● **Exercise objective**: Count every line that has "distance" in it and give the total, nothing more.

········

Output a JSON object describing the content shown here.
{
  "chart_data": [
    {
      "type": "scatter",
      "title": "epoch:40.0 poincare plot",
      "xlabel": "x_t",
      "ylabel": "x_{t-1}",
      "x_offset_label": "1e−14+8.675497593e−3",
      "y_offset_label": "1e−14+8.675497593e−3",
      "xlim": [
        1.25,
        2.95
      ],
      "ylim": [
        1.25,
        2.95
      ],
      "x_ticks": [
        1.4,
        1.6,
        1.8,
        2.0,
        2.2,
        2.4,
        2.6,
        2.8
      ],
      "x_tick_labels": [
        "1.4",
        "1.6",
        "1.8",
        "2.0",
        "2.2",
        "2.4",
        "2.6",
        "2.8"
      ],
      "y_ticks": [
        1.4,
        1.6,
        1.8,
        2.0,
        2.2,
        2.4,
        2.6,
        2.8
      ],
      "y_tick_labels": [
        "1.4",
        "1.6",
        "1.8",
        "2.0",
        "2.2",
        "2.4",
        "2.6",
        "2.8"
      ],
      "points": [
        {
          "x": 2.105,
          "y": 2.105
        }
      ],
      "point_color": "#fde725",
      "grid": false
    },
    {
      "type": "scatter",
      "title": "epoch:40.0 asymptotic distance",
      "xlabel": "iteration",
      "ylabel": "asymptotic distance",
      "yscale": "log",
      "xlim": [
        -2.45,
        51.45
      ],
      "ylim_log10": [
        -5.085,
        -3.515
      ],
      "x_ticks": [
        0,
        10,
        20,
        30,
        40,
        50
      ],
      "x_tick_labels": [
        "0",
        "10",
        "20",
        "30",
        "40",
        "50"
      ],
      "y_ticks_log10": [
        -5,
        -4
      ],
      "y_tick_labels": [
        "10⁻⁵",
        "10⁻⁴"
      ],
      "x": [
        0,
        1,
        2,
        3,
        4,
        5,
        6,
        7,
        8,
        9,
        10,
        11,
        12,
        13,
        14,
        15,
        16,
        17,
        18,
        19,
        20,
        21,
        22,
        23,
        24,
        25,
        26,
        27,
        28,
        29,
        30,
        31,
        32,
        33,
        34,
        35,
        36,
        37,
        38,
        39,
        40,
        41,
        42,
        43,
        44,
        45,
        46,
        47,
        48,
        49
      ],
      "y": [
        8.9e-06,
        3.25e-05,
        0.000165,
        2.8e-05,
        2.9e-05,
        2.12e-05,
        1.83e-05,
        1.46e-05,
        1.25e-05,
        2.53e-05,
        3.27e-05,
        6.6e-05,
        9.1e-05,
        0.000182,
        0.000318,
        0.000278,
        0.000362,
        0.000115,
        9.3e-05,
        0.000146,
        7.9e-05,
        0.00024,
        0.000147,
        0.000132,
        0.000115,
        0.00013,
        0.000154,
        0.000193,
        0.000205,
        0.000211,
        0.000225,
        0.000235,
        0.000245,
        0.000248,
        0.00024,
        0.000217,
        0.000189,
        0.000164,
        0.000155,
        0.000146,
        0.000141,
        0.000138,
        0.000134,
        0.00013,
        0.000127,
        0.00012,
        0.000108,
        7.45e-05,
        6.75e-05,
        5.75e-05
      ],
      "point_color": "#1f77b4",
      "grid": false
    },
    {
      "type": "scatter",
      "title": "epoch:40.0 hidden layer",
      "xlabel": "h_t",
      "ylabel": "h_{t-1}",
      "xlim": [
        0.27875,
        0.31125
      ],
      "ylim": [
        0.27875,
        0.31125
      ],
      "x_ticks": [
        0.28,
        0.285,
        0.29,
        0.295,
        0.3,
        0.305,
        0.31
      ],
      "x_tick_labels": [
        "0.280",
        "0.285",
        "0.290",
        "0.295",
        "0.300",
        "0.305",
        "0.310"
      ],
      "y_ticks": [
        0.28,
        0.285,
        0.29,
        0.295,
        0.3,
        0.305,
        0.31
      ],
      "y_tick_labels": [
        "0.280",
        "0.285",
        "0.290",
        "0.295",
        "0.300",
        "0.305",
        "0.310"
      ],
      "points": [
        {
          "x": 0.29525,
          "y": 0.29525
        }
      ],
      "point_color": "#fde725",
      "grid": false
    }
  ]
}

········

● **Task answer**: 2